TASK DIRECTIONS ▸
Return, word for word, every line that follows.

SUPPLIED RECORDS ▸
▬▬▬
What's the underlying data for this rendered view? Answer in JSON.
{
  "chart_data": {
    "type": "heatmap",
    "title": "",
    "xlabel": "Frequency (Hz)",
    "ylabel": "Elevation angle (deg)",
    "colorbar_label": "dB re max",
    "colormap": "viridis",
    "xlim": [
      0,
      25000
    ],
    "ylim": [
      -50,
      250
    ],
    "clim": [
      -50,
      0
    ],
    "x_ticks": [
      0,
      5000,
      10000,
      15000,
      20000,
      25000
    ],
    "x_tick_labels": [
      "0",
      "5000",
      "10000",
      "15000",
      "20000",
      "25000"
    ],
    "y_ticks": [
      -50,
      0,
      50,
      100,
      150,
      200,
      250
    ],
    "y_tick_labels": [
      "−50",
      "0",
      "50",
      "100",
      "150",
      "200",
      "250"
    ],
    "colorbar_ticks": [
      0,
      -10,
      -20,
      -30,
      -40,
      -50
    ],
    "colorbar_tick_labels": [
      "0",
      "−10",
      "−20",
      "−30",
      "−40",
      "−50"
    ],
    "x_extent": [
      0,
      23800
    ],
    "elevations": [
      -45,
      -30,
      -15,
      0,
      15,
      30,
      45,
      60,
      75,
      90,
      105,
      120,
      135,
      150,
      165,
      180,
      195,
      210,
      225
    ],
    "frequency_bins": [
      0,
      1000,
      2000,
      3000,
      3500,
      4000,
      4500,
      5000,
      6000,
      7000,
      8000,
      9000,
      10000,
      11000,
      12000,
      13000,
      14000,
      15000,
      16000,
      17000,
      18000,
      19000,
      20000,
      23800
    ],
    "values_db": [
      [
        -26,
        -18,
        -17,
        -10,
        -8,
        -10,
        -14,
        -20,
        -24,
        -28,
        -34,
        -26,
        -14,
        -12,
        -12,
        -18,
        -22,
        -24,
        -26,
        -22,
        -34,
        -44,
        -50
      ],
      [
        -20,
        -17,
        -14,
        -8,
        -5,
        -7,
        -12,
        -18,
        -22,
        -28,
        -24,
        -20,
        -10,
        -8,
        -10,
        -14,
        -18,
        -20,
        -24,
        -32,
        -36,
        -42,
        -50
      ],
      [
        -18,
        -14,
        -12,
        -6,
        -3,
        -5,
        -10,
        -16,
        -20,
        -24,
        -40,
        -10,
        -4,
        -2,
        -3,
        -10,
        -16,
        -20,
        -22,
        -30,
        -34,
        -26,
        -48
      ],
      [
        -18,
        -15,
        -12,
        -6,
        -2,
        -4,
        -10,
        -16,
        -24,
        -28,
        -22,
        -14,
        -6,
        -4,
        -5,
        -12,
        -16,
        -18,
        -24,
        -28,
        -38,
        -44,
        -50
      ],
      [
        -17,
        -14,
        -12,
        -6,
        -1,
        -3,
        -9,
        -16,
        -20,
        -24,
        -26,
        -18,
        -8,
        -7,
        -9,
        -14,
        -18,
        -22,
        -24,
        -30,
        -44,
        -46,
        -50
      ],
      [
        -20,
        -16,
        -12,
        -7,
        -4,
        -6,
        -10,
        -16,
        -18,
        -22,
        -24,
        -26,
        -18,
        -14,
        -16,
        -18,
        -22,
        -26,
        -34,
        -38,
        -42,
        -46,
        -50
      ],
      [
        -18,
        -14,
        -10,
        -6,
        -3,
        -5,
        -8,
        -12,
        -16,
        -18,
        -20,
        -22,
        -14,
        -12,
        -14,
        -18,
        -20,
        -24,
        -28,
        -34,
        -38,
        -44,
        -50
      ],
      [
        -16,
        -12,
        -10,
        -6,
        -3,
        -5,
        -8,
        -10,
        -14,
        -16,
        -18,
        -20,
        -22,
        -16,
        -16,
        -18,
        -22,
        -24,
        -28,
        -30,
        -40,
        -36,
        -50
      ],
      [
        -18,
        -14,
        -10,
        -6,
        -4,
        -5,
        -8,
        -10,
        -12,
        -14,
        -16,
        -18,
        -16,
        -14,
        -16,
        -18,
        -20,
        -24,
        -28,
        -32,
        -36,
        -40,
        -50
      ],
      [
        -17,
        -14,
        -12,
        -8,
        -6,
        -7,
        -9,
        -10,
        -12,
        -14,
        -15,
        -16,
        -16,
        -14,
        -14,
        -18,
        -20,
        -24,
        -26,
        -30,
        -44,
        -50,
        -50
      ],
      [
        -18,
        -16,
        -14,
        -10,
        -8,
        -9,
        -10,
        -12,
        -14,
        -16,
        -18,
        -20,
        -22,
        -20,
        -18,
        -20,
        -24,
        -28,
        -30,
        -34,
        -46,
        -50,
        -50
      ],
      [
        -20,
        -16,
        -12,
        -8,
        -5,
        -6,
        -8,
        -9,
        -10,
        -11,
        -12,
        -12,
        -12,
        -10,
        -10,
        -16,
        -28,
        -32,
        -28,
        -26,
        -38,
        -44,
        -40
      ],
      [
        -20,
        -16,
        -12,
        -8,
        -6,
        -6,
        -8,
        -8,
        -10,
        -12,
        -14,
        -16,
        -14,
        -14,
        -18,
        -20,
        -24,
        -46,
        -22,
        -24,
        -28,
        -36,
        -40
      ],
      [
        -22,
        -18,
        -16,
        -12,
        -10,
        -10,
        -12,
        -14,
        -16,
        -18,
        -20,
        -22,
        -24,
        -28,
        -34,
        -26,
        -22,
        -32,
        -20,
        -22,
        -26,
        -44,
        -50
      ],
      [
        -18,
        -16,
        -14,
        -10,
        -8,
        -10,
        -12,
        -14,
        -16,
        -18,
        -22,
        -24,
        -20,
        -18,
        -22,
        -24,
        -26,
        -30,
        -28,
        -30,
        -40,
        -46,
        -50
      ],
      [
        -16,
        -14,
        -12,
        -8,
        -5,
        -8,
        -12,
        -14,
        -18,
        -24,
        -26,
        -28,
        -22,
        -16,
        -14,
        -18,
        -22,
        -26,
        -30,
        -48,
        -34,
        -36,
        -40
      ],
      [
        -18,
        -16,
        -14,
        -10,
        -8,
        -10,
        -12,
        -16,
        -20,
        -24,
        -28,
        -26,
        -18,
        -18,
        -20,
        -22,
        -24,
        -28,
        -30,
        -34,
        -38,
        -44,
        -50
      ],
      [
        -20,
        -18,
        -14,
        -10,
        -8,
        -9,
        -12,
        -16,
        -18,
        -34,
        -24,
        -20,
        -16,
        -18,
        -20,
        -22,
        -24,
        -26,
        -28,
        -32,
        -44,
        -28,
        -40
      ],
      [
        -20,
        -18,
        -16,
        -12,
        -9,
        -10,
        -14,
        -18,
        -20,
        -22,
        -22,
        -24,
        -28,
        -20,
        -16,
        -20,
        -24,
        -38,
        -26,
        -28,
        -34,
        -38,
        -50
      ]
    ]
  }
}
▬▬▬
RESPONSE ▸
What's the underlying data for this rendered view? Answer in JSON.
{
  "chart_data": {
    "type": "heatmap",
    "title": "",
    "xlabel": "Frequency (Hz)",
    "ylabel": "Elevation angle (deg)",
    "colorbar_label": "dB re max",
    "colormap": "viridis",
    "xlim": [
      0,
      25000
    ],
    "ylim": [
      -50,
      250
    ],
    "clim": [
      -50,
      0
    ],
    "x_ticks": [
      0,
      5000,
      10000,
      15000,
      20000,
      25000
    ],
    "x_tick_labels": [
      "0",
      "5000",
      "10000",
      "15000",
      "20000",
      "25000"
    ],
    "y_ticks": [
      -50,
      0,
      50,
      100,
      150,
      200,
      250
    ],
    "y_tick_labels": [
      "−50",
      "0",
      "50",
      "100",
      "150",
      "200",
      "250"
    ],
    "colorbar_ticks": [
      0,
      -10,
      -20,
      -30,
      -40,
      -50
    ],
    "colorbar_tick_labels": [
      "0",
      "−10",
      "−20",
      "−30",
      "−40",
      "−50"
    ],
    "x_extent": [
      0,
      23800
    ],
    "elevations": [
      -45,
      -30,
      -15,
      0,
      15,
      30,
      45,
      60,
      75,
      90,
      105,
      120,
      135,
      150,
      165,
      180,
      195,
      210,
      225
    ],
    "frequency_bins": [
      0,
      1000,
      2000,
      3000,
      3500,
      4000,
      4500,
      5000,
      6000,
      7000,
      8000,
      9000,
      10000,
      11000,
      12000,
      13000,
      14000,
      15000,
      16000,
      17000,
      18000,
      19000,
      20000,
      23800
    ],
    "values_db": [
      [
        -26,
        -18,
        -17,
        -10,
        -8,
        -10,
        -14,
        -20,
        -24,
        -28,
        -34,
        -26,
        -14,
        -12,
        -12,
        -18,
        -22,
        -24,
        -26,
        -22,
        -34,
        -44,
        -50
      ],
      [
        -20,
        -17,
        -14,
        -8,
        -5,
        -7,
        -12,
        -18,
        -22,
        -28,
        -24,
        -20,
        -10,
        -8,
        -10,
        -14,
        -18,
        -20,
        -24,
        -32,
        -36,
        -42,
        -50
      ],
      [
        -18,
        -14,
        -12,
        -6,
        -3,
        -5,
        -10,
        -16,
        -20,
        -24,
        -40,
        -10,
        -4,
        -2,
        -3,
        -10,
        -16,
        -20,
        -22,
        -30,
        -34,
        -26,
        -48
      ],
      [
        -18,
        -15,
        -12,
        -6,
        -2,
        -4,
        -10,
        -16,
        -24,
        -28,
        -22,
        -14,
        -6,
        -4,
        -5,
        -12,
        -16,
        -18,
        -24,
        -28,
        -38,
        -44,
        -50
      ],
      [
        -17,
        -14,
        -12,
        -6,
        -1,
        -3,
        -9,
        -16,
        -20,
        -24,
        -26,
        -18,
        -8,
        -7,
        -9,
        -14,
        -18,
        -22,
        -24,
        -30,
        -44,
        -46,
        -50
      ],
      [
        -20,
        -16,
        -12,
        -7,
        -4,
        -6,
        -10,
        -16,
        -18,
        -22,
        -24,
        -26,
        -18,
        -14,
        -16,
        -18,
        -22,
        -26,
        -34,
        -38,
        -42,
        -46,
        -50
      ],
      [
        -18,
        -14,
        -10,
        -6,
        -3,
        -5,
        -8,
        -12,
        -16,
        -18,
        -20,
        -22,
        -14,
        -12,
        -14,
        -18,
        -20,
        -24,
        -28,
        -34,
        -38,
        -44,
        -50
      ],
      [
        -16,
        -12,
        -10,
        -6,
        -3,
        -5,
        -8,
        -10,
        -14,
        -16,
        -18,
        -20,
        -22,
        -16,
        -16,
        -18,
        -22,
        -24,
        -28,
        -30,
        -40,
        -36,
        -50
      ],
      [
        -18,
        -14,
        -10,
        -6,
        -4,
        -5,
        -8,
        -10,
        -12,
        -14,
        -16,
        -18,
        -16,
        -14,
        -16,
        -18,
        -20,
        -24,
        -28,
        -32,
        -36,
        -40,
        -50
      ],
      [
        -17,
        -14,
        -12,
        -8,
        -6,
        -7,
        -9,
        -10,
        -12,
        -14,
        -15,
        -16,
        -16,
        -14,
        -14,
        -18,
        -20,
        -24,
        -26,
        -30,
        -44,
        -50,
        -50
      ],
      [
        -18,
        -16,
        -14,
        -10,
        -8,
        -9,
        -10,
        -12,
        -14,
        -16,
        -18,
        -20,
        -22,
        -20,
        -18,
        -20,
        -24,
        -28,
        -30,
        -34,
        -46,
        -50,
        -50
      ],
      [
        -20,
        -16,
        -12,
        -8,
        -5,
        -6,
        -8,
        -9,
        -10,
        -11,
        -12,
        -12,
        -12,
        -10,
        -10,
        -16,
        -28,
        -32,
        -28,
        -26,
        -38,
        -44,
        -40
      ],
      [
        -20,
        -16,
        -12,
        -8,
        -6,
        -6,
        -8,
        -8,
        -10,
        -12,
        -14,
        -16,
        -14,
        -14,
        -18,
        -20,
        -24,
        -46,
        -22,
        -24,
        -28,
        -36,
        -40
      ],
      [
        -22,
        -18,
        -16,
        -12,
        -10,
        -10,
        -12,
        -14,
        -16,
        -18,
        -20,
        -22,
        -24,
        -28,
        -34,
        -26,
        -22,
        -32,
        -20,
        -22,
        -26,
        -44,
        -50
      ],
      [
        -18,
        -16,
        -14,
        -10,
        -8,
        -10,
        -12,
        -14,
        -16,
        -18,
        -22,
        -24,
        -20,
        -18,
        -22,
        -24,
        -26,
        -30,
        -28,
        -30,
        -40,
        -46,
        -50
      ],
      [
        -16,
        -14,
        -12,
        -8,
        -5,
        -8,
        -12,
        -14,
        -18,
        -24,
        -26,
        -28,
        -22,
        -16,
        -14,
        -18,
        -22,
        -26,
        -30,
        -48,
        -34,
        -36,
        -40
      ],
      [
        -18,
        -16,
        -14,
        -10,
        -8,
        -10,
        -12,
        -16,
        -20,
        -24,
        -28,
        -26,
        -18,
        -18,
        -20,
        -22,
        -24,
        -28,
        -30,
        -34,
        -38,
        -44,
        -50
      ],
      [
        -20,
        -18,
        -14,
        -10,
        -8,
        -9,
        -12,
        -16,
        -18,
        -34,
        -24,
        -20,
        -16,
        -18,
        -20,
        -22,
        -24,
        -26,
        -28,
        -32,
        -44,
        -28,
        -40
      ],
      [
        -20,
        -18,
        -16,
        -12,
        -9,
        -10,
        -14,
        -18,
        -20,
        -22,
        -22,
        -24,
        -28,
        -20,
        -16,
        -20,
        -24,
        -38,
        -26,
        -28,
        -34,
        -38,
        -50
      ]
    ]
  }
}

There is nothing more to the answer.